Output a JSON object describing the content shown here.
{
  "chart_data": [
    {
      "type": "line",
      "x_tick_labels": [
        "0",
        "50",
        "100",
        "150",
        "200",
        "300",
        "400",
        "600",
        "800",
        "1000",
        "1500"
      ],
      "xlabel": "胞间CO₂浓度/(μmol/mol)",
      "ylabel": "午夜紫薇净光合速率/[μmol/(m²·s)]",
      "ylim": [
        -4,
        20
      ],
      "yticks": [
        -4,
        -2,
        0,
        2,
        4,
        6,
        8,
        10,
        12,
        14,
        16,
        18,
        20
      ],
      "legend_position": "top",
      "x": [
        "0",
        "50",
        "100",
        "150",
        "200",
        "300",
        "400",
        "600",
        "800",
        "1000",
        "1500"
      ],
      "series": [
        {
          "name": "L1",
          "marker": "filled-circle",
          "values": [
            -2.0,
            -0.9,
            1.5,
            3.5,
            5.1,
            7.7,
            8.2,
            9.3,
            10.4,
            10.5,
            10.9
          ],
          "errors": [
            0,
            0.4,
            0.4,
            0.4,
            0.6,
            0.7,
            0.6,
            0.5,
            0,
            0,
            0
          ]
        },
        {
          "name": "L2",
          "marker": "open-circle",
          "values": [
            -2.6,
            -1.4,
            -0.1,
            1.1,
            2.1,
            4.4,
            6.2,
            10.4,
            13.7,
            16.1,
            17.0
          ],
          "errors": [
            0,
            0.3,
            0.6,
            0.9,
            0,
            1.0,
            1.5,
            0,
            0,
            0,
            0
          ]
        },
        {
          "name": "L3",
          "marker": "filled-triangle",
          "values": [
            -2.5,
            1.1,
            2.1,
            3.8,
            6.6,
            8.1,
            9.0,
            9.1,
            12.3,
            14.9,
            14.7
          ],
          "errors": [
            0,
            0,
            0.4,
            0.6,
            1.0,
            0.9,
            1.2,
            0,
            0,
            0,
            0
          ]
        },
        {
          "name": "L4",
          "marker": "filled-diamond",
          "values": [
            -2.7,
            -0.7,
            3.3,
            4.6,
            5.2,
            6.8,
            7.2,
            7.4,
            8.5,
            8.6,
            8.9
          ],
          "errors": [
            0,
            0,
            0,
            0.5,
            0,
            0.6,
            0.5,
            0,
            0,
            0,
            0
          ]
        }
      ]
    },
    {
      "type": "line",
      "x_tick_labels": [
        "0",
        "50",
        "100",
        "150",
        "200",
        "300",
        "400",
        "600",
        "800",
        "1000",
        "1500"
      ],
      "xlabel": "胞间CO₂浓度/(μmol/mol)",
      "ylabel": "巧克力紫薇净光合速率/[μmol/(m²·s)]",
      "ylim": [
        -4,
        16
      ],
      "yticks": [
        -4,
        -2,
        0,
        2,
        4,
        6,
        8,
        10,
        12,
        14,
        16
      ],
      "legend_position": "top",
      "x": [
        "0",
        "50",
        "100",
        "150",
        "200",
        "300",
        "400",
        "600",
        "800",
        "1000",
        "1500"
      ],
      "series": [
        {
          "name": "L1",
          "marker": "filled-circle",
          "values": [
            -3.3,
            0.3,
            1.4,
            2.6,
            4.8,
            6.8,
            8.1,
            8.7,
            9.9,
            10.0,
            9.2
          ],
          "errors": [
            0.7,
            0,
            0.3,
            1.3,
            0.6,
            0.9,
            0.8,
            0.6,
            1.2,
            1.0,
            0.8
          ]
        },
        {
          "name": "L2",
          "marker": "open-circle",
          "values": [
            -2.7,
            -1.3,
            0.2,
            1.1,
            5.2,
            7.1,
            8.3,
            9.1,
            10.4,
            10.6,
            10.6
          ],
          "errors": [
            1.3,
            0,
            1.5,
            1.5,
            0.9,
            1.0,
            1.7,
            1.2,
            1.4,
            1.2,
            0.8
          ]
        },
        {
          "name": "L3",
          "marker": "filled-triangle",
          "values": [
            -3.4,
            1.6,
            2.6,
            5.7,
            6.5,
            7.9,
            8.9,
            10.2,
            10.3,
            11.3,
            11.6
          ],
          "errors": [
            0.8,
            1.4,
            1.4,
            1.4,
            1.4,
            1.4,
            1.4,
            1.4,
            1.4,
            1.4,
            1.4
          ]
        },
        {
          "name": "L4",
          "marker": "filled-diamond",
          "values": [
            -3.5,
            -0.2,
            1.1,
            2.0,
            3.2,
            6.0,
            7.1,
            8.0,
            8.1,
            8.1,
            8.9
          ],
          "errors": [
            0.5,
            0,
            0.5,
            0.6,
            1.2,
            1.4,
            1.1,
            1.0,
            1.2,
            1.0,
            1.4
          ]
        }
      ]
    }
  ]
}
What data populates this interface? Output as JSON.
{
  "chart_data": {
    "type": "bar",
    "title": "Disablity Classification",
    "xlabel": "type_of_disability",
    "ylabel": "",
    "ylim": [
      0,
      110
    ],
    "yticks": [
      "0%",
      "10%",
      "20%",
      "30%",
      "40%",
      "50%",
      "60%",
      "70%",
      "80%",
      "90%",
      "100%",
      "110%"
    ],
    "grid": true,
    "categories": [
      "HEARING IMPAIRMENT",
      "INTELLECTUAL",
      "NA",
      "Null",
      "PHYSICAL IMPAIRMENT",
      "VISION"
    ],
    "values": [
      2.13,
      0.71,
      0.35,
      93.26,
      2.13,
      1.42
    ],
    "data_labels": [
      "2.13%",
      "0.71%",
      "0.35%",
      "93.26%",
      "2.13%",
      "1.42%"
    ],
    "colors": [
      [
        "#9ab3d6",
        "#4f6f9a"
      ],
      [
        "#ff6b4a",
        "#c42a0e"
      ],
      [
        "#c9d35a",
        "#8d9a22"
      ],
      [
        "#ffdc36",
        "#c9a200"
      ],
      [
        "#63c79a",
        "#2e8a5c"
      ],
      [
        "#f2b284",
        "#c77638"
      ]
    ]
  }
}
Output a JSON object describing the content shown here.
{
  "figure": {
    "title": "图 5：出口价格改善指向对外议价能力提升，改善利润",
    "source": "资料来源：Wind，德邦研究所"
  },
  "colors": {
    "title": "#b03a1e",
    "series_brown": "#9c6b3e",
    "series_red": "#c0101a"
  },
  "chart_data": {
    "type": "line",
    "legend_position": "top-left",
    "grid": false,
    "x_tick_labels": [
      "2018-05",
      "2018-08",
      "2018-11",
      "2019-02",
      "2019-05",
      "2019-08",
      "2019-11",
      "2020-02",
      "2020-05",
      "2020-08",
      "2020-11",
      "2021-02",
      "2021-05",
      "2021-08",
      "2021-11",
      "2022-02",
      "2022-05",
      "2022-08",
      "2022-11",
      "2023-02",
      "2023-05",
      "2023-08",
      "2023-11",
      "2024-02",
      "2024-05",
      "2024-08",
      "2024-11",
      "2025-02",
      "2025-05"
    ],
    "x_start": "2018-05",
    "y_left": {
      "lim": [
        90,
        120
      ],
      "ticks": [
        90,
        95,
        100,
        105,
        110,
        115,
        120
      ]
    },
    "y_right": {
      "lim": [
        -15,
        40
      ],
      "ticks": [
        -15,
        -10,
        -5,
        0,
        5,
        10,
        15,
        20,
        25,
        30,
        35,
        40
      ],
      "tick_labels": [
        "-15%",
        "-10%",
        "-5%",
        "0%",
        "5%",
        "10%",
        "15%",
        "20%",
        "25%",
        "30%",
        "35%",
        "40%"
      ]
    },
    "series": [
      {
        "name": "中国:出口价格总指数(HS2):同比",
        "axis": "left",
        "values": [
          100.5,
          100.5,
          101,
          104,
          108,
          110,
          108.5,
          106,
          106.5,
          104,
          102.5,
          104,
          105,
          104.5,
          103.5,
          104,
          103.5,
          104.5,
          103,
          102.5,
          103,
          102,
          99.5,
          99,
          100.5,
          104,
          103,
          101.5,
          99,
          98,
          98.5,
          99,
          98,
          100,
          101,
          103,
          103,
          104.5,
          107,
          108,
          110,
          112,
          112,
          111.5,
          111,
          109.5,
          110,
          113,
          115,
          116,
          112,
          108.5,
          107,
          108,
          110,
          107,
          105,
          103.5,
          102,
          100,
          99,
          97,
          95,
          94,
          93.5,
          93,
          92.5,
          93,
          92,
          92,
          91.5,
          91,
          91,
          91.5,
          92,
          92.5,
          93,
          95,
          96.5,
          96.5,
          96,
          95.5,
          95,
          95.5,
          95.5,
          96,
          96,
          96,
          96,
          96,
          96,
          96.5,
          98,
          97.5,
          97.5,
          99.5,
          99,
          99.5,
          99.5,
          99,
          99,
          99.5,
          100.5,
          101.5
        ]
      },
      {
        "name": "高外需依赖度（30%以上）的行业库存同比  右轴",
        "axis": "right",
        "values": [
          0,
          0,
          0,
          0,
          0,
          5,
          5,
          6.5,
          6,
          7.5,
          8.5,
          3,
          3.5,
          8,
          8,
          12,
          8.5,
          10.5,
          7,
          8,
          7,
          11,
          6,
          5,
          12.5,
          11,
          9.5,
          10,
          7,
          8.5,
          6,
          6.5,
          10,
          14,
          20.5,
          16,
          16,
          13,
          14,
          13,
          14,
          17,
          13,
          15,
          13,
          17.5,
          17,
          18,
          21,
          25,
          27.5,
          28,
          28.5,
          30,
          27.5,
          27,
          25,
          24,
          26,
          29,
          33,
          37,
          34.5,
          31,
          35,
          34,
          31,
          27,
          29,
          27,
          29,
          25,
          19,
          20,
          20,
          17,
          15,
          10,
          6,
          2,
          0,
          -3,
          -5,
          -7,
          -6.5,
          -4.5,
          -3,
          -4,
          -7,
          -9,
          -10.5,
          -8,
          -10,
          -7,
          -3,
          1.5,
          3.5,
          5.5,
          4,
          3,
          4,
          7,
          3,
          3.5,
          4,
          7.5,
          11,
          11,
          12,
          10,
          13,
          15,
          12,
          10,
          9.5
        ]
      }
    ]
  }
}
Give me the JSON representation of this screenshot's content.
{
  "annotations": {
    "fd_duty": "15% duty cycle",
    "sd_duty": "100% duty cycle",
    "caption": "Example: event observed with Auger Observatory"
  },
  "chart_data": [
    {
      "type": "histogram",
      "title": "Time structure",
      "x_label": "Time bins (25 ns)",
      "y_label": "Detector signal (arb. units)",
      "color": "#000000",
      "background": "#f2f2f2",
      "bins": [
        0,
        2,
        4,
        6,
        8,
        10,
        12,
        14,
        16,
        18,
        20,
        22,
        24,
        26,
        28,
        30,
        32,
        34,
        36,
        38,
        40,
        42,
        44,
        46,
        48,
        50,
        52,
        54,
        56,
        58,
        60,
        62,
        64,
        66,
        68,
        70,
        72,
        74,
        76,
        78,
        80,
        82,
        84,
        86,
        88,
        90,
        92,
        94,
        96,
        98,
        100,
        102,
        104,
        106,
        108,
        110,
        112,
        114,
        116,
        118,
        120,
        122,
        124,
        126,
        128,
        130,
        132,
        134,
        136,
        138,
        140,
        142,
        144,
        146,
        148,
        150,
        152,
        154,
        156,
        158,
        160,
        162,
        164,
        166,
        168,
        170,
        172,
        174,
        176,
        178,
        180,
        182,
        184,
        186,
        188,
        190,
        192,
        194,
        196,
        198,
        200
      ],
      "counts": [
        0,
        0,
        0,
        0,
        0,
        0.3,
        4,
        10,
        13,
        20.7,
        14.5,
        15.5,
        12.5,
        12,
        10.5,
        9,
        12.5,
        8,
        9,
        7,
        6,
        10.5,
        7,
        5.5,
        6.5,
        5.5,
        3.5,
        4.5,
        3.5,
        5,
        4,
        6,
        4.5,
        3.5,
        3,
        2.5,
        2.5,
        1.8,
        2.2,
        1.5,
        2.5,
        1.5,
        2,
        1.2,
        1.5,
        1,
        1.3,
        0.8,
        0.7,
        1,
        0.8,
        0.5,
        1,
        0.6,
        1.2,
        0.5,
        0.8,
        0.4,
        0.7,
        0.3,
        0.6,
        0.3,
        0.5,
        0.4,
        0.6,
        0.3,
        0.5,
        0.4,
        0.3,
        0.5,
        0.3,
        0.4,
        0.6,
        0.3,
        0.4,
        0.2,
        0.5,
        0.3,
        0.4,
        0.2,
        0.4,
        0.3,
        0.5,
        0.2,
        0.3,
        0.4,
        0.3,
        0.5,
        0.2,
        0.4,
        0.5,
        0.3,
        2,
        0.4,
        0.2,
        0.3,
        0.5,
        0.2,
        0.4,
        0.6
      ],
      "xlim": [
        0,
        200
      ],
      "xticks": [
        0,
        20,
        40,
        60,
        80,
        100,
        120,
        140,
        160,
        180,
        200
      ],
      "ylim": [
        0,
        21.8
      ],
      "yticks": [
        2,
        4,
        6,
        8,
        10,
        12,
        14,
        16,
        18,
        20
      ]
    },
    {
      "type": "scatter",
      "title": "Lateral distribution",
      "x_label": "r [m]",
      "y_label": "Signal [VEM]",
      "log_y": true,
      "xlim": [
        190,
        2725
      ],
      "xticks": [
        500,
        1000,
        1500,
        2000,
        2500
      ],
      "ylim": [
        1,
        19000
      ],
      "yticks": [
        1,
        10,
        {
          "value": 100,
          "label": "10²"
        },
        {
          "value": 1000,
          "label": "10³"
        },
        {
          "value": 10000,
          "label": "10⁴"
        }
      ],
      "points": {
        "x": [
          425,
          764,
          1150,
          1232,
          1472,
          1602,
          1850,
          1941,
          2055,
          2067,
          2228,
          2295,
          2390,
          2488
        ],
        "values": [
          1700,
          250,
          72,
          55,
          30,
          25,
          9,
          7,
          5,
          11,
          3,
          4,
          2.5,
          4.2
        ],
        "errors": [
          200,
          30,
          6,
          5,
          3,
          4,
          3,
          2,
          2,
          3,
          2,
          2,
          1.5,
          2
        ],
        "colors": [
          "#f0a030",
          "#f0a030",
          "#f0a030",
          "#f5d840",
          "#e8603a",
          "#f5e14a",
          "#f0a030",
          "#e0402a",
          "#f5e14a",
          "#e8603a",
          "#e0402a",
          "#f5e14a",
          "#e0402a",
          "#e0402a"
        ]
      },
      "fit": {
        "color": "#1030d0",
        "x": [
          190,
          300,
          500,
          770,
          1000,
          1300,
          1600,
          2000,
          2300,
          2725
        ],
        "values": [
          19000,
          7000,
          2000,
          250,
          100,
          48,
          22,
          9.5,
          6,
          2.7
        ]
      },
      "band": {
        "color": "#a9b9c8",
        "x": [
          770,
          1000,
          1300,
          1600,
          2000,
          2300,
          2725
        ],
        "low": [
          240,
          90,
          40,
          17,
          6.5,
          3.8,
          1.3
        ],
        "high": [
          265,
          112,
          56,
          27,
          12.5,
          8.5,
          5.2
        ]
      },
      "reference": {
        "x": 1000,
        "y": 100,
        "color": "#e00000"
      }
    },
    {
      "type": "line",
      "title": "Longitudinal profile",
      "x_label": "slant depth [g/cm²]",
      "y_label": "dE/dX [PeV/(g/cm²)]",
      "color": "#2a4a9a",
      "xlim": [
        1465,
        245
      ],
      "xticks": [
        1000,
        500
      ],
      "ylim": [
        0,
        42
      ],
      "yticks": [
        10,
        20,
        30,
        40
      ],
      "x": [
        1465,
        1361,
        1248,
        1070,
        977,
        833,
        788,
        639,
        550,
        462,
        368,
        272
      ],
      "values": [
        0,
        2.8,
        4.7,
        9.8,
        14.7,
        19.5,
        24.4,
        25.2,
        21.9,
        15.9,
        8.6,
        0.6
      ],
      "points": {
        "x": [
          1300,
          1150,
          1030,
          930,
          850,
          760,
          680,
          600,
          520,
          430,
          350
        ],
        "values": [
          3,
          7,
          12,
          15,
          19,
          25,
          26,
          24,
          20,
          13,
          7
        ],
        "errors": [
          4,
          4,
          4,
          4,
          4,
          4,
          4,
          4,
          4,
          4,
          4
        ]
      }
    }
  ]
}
=-=-=
From the entries above, extract every line where the word "JSON" appears.

Output a JSON object describing the content shown here.
What data populates this interface? Output as JSON.
Output a JSON object describing the content shown here.
Give me the JSON representation of this screenshot's content.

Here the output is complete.